_Description of the task_. Go through the listing and pick out each line with the word "TUHAN" in it.

——————————

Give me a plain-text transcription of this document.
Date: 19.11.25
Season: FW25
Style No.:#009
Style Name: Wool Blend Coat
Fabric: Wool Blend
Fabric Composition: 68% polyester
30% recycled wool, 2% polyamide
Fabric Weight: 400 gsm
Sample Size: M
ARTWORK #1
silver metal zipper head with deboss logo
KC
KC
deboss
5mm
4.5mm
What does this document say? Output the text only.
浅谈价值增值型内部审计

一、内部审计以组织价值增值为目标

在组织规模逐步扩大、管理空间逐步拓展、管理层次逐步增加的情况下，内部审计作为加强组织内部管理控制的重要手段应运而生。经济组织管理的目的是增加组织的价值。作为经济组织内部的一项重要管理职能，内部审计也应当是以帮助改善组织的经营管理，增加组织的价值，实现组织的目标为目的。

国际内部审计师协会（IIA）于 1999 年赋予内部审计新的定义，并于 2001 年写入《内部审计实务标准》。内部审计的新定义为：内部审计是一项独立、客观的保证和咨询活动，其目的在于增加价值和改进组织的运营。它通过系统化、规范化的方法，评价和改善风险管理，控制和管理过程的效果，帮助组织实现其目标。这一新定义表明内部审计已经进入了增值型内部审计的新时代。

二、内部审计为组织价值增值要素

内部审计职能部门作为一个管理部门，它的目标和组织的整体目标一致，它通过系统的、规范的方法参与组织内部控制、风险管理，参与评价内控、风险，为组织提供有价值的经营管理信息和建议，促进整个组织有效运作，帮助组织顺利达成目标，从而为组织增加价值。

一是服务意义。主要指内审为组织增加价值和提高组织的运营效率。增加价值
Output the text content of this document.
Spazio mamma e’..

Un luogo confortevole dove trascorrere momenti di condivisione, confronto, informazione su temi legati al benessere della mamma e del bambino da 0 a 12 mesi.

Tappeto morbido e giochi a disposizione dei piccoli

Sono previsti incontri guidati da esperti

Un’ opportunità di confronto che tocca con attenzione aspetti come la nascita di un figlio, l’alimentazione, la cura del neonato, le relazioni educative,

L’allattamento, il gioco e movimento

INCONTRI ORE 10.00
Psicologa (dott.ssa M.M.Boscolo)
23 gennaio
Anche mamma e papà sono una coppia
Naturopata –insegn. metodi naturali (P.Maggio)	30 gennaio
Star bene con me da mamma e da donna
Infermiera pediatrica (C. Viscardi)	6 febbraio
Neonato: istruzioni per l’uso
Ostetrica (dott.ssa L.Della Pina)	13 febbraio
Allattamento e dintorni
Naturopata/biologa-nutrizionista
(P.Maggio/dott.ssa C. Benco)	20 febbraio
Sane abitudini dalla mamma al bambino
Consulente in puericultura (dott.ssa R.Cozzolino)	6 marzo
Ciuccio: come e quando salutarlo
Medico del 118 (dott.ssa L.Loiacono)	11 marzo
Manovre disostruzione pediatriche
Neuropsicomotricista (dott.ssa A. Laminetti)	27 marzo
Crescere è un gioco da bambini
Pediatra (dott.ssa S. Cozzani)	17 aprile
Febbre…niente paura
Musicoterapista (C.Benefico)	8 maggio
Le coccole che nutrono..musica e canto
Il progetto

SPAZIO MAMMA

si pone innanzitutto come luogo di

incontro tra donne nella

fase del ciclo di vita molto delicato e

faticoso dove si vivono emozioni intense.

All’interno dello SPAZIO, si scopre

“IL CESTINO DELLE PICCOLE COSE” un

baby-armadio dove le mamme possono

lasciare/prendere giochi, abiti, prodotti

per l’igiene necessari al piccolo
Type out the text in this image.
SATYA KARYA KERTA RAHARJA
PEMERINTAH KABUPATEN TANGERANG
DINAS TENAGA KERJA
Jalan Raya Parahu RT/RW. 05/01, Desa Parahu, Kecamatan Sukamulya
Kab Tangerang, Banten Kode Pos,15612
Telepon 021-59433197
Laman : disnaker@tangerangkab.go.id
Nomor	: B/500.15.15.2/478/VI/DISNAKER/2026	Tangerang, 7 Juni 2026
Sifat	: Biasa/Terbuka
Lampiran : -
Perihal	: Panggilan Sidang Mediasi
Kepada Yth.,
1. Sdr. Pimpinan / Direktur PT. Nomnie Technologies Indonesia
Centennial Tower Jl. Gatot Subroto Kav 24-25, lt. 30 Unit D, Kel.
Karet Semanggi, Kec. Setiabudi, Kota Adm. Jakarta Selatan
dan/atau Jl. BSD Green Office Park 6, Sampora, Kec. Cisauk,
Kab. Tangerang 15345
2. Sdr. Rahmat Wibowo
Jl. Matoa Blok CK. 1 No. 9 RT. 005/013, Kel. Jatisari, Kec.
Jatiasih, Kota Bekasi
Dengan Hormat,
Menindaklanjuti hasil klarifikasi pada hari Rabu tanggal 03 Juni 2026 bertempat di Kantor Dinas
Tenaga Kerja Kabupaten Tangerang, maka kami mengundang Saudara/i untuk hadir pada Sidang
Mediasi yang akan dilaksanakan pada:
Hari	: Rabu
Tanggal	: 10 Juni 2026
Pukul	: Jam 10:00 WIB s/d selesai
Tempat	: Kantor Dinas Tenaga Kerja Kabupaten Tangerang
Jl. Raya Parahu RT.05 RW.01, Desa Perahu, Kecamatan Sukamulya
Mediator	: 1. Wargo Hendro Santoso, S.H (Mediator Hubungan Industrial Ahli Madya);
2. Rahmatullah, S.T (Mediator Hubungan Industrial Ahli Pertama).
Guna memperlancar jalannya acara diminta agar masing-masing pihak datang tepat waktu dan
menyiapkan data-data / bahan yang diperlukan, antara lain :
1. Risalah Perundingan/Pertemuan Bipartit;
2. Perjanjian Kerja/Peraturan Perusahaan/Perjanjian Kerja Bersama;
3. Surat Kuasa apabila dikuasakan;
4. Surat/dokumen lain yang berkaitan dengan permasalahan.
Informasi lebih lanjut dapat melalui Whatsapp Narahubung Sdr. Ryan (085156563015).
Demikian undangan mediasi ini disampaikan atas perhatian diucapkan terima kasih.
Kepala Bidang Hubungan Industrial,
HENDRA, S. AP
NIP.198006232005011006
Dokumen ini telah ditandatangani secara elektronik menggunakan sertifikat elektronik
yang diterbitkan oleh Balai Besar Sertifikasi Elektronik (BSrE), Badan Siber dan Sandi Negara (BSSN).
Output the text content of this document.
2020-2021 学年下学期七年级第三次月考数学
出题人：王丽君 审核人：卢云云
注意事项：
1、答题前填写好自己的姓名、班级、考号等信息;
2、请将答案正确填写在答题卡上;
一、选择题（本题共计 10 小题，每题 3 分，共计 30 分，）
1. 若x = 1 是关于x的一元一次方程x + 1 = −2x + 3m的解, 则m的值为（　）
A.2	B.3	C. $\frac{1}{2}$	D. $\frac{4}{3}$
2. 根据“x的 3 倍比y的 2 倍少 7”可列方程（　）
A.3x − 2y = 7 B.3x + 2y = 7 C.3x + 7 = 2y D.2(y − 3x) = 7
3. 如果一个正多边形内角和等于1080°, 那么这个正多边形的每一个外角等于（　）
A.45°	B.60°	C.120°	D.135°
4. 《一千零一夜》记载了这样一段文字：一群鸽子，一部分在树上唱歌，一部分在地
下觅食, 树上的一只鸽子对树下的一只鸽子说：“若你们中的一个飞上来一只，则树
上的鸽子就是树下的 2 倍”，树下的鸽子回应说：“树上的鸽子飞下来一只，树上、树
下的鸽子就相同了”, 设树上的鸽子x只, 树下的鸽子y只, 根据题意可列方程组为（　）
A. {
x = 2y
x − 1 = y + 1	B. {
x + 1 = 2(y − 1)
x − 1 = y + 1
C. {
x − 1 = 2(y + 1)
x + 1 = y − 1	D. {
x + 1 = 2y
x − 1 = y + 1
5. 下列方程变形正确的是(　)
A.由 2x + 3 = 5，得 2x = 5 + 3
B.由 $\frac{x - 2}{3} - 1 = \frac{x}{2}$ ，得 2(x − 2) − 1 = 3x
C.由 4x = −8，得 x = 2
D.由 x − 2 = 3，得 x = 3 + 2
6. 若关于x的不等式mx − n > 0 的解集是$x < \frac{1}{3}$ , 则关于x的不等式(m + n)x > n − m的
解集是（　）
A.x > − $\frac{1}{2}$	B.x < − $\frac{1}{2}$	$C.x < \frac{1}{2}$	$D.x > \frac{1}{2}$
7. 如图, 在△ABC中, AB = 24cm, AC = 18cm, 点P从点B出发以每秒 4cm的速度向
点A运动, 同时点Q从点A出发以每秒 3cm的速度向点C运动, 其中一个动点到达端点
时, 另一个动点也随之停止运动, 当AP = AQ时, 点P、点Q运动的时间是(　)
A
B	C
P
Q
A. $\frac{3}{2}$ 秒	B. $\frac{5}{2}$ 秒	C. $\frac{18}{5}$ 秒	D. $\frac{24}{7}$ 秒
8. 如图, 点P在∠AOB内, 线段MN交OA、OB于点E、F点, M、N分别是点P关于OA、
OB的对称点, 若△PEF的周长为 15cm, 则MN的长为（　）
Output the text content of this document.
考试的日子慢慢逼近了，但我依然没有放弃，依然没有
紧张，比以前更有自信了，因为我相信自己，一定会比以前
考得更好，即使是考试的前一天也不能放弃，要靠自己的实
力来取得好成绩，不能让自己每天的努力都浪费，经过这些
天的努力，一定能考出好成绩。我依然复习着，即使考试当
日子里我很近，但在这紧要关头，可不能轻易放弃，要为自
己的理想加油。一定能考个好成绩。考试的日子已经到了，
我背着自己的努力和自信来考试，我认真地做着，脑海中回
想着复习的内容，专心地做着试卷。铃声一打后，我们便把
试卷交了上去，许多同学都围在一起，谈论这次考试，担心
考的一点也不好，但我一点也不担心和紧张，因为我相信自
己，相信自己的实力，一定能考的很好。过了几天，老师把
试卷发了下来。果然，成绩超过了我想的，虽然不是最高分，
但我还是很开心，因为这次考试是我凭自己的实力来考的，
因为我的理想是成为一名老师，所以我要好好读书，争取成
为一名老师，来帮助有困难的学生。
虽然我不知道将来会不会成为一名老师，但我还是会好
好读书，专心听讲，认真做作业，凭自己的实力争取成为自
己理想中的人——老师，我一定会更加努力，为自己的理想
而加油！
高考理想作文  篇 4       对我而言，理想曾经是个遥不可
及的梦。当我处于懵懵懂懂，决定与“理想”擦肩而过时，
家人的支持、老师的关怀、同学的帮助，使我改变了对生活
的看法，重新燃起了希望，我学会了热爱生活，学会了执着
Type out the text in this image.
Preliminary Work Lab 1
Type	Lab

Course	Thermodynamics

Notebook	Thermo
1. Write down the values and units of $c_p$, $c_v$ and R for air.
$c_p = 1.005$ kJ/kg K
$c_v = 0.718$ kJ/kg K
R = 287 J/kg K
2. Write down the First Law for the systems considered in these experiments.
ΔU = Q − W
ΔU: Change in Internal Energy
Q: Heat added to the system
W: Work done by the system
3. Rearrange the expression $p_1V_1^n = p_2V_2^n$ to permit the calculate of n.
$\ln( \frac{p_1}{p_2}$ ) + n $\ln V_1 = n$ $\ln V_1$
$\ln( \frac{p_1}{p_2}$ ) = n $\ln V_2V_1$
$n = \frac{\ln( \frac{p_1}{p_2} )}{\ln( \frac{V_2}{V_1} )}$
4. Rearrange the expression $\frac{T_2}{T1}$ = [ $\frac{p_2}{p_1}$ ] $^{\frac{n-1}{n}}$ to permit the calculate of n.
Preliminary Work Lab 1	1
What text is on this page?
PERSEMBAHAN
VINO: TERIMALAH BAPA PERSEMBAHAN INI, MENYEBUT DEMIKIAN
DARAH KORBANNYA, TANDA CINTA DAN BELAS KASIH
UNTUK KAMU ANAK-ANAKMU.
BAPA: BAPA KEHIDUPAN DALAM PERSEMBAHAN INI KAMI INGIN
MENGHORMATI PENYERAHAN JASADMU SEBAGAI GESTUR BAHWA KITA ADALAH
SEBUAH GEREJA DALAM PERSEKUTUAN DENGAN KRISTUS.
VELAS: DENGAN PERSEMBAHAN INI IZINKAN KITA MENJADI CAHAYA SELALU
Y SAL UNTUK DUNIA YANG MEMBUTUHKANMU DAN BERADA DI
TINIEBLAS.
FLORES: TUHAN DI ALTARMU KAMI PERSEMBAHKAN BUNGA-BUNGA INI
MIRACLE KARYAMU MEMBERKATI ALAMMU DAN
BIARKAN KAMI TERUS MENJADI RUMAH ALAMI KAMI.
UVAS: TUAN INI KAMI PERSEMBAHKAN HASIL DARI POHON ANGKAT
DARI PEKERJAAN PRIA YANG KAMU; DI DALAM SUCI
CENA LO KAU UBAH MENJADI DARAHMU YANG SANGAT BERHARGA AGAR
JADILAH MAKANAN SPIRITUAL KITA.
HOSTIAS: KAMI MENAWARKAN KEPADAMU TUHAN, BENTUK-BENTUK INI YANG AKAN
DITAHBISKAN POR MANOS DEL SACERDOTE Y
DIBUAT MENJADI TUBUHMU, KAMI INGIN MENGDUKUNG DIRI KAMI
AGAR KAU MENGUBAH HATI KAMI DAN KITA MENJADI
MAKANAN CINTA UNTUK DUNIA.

——————————

_Finished exercise_.
FLORES: TUHAN DI ALTARMU KAMI PERSEMBAHKAN BUNGA-BUNGA INI
HOSTIAS: KAMI MENAWARKAN KEPADAMU TUHAN, BENTUK-BENTUK INI YANG AKAN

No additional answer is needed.